§ Documento:
════════════════
4.  la storiografia sulla Resistenza negli anni ottanta


All’inizio degli anni ottanta assistiamo ad un nuovo mutamento di scenario. Il confronto sull’asse continuità/rottura si esaurisce senza avere forse espresso tutte le sue potenzialità. Parallelamente la storiografia della Resistenza si inoltra in un’analisi sempre più interna del movimento, ponendo in primo piano le culture individuali e collettive dei resistenti, dei partigiani combattenti avanti tutto.
════════════════
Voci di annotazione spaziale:
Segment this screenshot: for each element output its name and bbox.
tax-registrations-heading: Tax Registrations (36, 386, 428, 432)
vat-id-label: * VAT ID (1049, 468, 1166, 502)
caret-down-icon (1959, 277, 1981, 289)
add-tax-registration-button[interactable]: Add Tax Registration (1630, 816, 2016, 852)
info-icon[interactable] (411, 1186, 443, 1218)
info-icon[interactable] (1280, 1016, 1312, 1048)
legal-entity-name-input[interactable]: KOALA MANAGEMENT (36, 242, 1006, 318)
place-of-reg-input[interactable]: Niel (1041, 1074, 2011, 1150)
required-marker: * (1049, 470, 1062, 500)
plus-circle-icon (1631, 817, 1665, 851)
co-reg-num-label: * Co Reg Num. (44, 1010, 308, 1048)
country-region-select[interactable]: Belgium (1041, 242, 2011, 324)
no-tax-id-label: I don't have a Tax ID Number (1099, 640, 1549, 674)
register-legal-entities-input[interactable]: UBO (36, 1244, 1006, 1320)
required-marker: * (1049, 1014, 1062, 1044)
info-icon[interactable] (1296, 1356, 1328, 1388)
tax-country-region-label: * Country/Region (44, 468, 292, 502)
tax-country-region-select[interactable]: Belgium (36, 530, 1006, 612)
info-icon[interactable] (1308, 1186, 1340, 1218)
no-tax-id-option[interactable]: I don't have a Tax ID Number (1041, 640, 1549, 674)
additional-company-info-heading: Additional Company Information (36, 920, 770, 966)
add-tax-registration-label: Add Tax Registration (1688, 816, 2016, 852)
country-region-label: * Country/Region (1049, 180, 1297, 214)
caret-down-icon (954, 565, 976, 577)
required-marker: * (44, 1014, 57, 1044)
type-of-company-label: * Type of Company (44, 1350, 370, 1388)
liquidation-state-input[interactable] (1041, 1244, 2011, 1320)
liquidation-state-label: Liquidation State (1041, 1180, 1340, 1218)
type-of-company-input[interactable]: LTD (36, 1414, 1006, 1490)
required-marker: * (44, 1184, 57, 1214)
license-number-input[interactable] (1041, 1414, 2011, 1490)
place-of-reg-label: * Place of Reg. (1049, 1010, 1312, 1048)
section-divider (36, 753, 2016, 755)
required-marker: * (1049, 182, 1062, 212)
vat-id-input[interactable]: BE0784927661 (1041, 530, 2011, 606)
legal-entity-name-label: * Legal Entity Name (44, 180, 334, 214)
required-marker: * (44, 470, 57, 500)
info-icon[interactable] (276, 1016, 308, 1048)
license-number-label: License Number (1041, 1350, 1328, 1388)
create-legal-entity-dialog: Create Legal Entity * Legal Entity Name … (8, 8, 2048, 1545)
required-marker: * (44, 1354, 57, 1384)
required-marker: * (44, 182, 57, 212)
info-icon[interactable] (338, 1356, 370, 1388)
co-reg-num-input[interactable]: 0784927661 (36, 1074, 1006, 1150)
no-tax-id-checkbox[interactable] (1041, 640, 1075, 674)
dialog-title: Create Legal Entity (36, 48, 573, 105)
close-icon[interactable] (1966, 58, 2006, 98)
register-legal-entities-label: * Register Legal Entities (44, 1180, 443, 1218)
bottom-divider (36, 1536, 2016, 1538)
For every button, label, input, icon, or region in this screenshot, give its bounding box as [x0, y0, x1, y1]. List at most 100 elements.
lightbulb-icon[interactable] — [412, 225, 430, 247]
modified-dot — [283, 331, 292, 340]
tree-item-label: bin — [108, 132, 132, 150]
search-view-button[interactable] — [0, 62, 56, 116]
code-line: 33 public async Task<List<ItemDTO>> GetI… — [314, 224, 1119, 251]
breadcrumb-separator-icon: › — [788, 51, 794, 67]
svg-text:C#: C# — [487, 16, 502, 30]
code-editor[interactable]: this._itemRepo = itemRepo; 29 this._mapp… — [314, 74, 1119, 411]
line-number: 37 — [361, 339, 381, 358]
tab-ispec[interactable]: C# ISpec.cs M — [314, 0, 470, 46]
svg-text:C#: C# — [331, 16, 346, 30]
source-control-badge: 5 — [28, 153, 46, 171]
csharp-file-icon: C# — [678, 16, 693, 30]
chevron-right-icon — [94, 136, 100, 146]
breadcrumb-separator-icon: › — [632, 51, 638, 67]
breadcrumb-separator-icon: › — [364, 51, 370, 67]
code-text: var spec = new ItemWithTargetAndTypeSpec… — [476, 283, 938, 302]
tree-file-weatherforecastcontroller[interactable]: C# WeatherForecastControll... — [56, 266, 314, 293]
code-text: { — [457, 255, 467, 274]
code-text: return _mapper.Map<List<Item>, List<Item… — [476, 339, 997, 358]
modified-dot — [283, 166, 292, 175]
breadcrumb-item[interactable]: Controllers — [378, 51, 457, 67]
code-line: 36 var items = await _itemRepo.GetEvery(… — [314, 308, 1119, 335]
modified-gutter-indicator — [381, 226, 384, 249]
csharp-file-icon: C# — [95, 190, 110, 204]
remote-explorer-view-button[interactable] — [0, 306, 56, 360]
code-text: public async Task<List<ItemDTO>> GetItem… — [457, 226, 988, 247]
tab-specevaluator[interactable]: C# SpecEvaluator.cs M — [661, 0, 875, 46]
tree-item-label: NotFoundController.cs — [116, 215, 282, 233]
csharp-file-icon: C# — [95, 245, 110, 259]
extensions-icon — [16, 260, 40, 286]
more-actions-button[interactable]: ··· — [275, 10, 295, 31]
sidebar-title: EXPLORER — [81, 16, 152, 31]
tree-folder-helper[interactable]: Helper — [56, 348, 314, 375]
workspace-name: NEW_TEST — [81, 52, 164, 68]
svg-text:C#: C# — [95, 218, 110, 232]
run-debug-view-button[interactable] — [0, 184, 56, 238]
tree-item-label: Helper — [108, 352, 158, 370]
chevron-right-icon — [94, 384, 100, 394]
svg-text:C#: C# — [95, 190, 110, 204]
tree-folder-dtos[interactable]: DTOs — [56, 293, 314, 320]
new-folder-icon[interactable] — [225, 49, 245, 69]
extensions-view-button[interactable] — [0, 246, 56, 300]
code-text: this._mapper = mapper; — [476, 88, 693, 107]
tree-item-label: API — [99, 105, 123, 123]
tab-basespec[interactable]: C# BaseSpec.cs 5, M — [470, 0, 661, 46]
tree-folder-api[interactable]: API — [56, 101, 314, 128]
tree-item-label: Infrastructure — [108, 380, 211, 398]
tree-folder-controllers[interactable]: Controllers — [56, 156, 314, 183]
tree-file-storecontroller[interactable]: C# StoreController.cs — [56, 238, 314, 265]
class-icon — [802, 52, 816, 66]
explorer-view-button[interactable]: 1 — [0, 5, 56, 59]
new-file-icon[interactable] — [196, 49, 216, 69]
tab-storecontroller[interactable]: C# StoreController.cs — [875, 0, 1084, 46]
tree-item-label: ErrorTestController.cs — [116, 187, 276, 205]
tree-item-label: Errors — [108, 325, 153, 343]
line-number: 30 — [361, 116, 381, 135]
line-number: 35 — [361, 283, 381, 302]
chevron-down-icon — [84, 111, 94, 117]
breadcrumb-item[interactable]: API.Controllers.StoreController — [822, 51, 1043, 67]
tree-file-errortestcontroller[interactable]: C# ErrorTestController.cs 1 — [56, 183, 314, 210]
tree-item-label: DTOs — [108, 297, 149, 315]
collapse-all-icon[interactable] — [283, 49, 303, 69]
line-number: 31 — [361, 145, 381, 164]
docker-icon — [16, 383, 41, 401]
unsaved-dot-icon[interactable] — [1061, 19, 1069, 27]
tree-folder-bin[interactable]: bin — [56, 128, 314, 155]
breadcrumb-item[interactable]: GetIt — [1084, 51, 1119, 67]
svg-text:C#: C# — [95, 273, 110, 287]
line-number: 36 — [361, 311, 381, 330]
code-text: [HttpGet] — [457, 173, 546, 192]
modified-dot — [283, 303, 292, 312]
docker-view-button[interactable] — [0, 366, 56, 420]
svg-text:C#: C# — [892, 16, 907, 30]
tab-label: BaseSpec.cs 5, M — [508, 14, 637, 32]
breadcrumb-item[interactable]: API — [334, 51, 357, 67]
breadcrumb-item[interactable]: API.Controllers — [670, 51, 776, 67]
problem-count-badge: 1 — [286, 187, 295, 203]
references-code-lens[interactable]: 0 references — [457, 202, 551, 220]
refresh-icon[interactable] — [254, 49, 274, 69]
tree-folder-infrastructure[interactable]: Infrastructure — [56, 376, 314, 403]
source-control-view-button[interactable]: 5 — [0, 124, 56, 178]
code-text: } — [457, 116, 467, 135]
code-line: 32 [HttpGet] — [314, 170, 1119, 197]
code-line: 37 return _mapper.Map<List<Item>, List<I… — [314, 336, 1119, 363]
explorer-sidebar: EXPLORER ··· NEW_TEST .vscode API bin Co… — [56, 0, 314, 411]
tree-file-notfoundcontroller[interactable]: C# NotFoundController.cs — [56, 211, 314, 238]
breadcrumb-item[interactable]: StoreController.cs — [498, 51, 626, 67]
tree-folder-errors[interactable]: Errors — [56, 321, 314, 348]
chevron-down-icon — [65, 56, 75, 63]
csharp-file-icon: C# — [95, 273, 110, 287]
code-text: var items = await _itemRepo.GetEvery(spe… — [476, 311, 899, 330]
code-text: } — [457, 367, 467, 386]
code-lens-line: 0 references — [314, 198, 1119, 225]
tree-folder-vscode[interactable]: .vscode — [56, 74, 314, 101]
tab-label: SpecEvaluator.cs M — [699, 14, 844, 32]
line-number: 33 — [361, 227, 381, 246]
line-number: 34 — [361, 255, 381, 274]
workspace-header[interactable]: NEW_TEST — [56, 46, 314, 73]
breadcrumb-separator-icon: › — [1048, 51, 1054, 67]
════════════════
§ Problemi e compiti:
a. Secondo il testo sulla storiografia della Resistenza, quale confronto si esaurisce all'inizio degli anni ottanta?
b. Ripeti fedelmente il passo del testo sulla storiografia della Resistenza che comincia con "All’inizio degli anni" e finisce con "combattenti avanti tutto.".
c. Prosegui il testo sulla storiografia della Resistenza a partire dalla sua ultima frase.

§ Elenco delle risposte:
a. Il confronto sull'asse continuità/rottura.

b.
All’inizio degli anni ottanta assistiamo ad un nuovo mutamento di scenario. Il confronto sull’asse continuità/rottura si esaurisce senza avere forse espresso tutte le sue potenzialità. Parallelamente la storiografia della Resistenza si inoltra in un’analisi sempre più interna del movimento, ponendo in primo piano le culture individuali e collettive dei resistenti, dei partigiani combattenti avanti tutto.

c.
Il saggio di Claudio Pavone sulla “moralità nella Resistenza” esprime in modo esemplare questa stagione di studi (e reintroduce inoltre quella categoria di guerra civile che la cultura antifascista aveva a lungo ignorata: su un aspetto dell’ampio dibattito che ne è sorto faremo cenno più avanti), ma conferma anche la scarsa attenzione al tema degli esiti della guerra di liberazione, che pure aveva rappresentato sino ad allora un tratto distintivo della letteratura resistenziale nelle sue diverse espressioni. Verso la fine degli anni ottanta, dopo i primi profili risalenti al decennio precedente, l’Italia repubblicana si insedia stabilmente tra gli studi di storia generale: la fase costituente della repubblica resta un passaggio di grande rilievo, ma appare ora solo un segmento di un percorso ben altrimenti complesso, che si alimenta di apporti e temi ormai svincolati dal problema delle “origini”. Le quali ultime, semmai, tornano ad essere terreno di confronto (e soprattutto di contrapposizione) nei primi anni novanta, come riflesso del dibattito politico che accompagna la crisi della ‘prima repubblica’.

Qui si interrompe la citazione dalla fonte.